### Permintaan 1
Pada data masukan, ganti "Relative Humidity (%)" menjadi "Kelembapan Relatif (%)" dan tulis ulang baris-baris dari awal data hingga baris yang memuat "active-cases-bar[interactable] [448, 631, 454, 822]", baris itu juga disertakan. Bagian lain tidak diubah.

### Kutipan
▬▬▬▬▬▬

Menikah tak hanya jadi peristiwa penting dalam hidup, tapi juga hari-hari paling repot yang akan dilalui oleh para pasangan yang akan melangsungkannya.
Momen tersebut diharapkan berjalan lancar pada setiap prosesnya. Untuk memastikan hal tersebut, mempelai yang punya bujet lebih biasa akan menyerahkannya kepada penyelenggara acara pernikahan alias wedding organizer. Biasanya orang lebih suka menyebutnya WO.
Kehadiran penyedia jasa ini merupakan solusi untuk para pasangan yang ingin melangsungkan wedding dream tanpa perlu repot mengurusi semuanya.
Penyelenggara acara pernikahan berperan penting untuk membantu pasangan, mulai dari menentukan konsep pernikahan yang diinginkan, tempat, makanan, hingga hal-hal lainnya seperti menjadi psikolog dadakan untuk memastikan pengantin memiliki suasana hati yang terjaga hingga hari sakral tiba.

▬▬▬▬▬▬

### Data Masukan
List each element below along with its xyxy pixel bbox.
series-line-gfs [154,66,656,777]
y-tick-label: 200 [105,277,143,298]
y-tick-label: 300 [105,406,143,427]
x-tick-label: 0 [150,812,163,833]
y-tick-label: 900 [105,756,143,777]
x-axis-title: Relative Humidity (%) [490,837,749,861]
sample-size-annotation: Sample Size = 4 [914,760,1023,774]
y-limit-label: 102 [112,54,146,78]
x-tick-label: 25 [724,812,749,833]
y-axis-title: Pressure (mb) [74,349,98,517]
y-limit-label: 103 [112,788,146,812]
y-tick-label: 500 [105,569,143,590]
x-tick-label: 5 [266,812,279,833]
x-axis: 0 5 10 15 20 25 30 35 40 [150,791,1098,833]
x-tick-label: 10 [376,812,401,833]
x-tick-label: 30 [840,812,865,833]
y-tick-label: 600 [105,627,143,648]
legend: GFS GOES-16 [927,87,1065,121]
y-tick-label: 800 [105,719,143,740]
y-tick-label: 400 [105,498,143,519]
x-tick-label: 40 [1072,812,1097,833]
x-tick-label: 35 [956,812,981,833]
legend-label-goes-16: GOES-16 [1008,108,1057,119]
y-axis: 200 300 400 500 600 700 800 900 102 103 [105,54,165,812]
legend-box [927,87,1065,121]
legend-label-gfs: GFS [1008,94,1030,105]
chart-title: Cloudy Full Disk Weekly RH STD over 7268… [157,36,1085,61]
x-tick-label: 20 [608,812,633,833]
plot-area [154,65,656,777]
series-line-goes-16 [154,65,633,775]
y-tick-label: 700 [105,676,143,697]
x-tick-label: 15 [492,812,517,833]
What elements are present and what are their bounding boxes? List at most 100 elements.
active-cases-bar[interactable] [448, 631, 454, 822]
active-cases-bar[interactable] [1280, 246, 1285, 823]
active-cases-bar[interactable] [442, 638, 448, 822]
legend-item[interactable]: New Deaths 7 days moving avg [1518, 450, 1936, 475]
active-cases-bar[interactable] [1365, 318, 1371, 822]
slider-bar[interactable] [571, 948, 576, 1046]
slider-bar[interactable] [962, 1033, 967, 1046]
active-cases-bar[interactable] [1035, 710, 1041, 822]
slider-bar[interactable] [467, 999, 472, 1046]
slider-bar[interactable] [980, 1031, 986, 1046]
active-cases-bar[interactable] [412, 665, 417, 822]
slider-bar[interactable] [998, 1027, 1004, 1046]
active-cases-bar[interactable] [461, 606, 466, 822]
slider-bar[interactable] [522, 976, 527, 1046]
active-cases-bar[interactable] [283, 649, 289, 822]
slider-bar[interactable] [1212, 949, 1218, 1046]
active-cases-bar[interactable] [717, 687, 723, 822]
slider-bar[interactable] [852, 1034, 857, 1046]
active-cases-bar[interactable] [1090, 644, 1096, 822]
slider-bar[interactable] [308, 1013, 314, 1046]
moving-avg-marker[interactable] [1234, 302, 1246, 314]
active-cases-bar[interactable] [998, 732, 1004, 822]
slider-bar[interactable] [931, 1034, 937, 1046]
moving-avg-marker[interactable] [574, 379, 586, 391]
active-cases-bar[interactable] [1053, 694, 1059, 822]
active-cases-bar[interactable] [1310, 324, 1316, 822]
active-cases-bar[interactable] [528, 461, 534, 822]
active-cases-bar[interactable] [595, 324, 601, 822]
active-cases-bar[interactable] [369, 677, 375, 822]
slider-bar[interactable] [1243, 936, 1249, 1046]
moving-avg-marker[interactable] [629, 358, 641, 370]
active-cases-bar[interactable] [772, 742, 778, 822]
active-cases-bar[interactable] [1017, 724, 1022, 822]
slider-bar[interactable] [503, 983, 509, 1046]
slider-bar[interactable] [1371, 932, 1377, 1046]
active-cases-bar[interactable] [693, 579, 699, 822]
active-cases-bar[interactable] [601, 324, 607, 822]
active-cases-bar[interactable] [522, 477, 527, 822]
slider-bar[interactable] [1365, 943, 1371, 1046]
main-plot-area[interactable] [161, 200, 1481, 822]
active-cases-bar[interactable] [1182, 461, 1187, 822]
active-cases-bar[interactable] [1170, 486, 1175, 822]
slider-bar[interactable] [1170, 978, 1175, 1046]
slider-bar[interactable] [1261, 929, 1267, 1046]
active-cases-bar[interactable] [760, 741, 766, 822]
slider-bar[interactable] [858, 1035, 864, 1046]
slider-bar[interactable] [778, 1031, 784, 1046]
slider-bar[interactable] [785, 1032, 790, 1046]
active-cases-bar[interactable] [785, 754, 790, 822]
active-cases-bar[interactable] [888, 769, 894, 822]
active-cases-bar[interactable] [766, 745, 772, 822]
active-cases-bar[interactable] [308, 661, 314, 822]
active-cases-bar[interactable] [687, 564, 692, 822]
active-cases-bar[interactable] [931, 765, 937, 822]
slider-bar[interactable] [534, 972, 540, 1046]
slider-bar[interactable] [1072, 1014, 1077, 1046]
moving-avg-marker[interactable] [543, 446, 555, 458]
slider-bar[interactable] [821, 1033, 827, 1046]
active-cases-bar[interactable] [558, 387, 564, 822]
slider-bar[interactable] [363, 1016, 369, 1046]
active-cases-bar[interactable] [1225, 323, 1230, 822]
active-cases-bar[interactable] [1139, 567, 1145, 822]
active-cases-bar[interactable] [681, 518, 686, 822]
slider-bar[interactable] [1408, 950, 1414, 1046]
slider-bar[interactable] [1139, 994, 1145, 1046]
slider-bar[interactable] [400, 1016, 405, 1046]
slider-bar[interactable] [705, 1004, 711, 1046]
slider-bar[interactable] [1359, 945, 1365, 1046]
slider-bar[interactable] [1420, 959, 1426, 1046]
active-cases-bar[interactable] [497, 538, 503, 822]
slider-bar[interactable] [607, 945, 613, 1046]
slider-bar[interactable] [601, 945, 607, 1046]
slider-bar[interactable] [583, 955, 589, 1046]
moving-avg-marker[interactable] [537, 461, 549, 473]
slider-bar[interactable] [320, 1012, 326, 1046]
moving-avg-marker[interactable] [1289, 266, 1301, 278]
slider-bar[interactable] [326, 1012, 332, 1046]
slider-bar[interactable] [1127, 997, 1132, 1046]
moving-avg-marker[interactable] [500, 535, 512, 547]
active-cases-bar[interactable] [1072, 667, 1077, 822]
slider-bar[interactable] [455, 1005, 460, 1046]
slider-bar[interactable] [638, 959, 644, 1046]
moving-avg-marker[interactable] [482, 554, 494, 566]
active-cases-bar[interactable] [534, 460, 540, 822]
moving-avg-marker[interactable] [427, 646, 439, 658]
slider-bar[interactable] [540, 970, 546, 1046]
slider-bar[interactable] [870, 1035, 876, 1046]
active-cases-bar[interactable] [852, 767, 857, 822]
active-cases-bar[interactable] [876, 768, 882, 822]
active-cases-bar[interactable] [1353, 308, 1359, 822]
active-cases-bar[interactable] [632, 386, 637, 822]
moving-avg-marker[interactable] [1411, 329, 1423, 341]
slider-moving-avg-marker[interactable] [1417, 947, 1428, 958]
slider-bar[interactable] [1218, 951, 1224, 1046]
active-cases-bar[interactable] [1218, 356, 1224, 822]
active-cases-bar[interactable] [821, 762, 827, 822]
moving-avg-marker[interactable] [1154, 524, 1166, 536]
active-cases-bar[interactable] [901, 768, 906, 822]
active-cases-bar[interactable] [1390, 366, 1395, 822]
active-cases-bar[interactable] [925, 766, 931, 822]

▬▬▬▬▬▬

### Permintaan 2
Menurut kutipan tentang penyelenggara acara pernikahan, apa tujuan penyelenggara acara pernikahan sampai berperan sebagai psikolog dadakan?

### Jawaban Benar 1
List each element below along with its xyxy pixel bbox.
series-line-gfs [154,66,656,777]
y-tick-label: 200 [105,277,143,298]
y-tick-label: 300 [105,406,143,427]
x-tick-label: 0 [150,812,163,833]
y-tick-label: 900 [105,756,143,777]
x-axis-title: Kelembapan Relatif (%) [490,837,749,861]
sample-size-annotation: Sample Size = 4 [914,760,1023,774]
y-limit-label: 102 [112,54,146,78]
x-tick-label: 25 [724,812,749,833]
y-axis-title: Pressure (mb) [74,349,98,517]
y-limit-label: 103 [112,788,146,812]
y-tick-label: 500 [105,569,143,590]
x-tick-label: 5 [266,812,279,833]
x-axis: 0 5 10 15 20 25 30 35 40 [150,791,1098,833]
x-tick-label: 10 [376,812,401,833]
x-tick-label: 30 [840,812,865,833]
y-tick-label: 600 [105,627,143,648]
legend: GFS GOES-16 [927,87,1065,121]
y-tick-label: 800 [105,719,143,740]
y-tick-label: 400 [105,498,143,519]
x-tick-label: 40 [1072,812,1097,833]
x-tick-label: 35 [956,812,981,833]
legend-label-goes-16: GOES-16 [1008,108,1057,119]
y-axis: 200 300 400 500 600 700 800 900 102 103 [105,54,165,812]
legend-box [927,87,1065,121]
legend-label-gfs: GFS [1008,94,1030,105]
chart-title: Cloudy Full Disk Weekly RH STD over 7268… [157,36,1085,61]
x-tick-label: 20 [608,812,633,833]
plot-area [154,65,656,777]
series-line-goes-16 [154,65,633,775]
y-tick-label: 700 [105,676,143,697]
x-tick-label: 15 [492,812,517,833]
What elements are present and what are their bounding boxes? List at most 100 elements.
active-cases-bar[interactable] [448, 631, 454, 822]

### Jawaban Benar 2
Tujuannya adalah memastikan pengantin memiliki suasana hati yang terjaga hingga hari sakral tiba.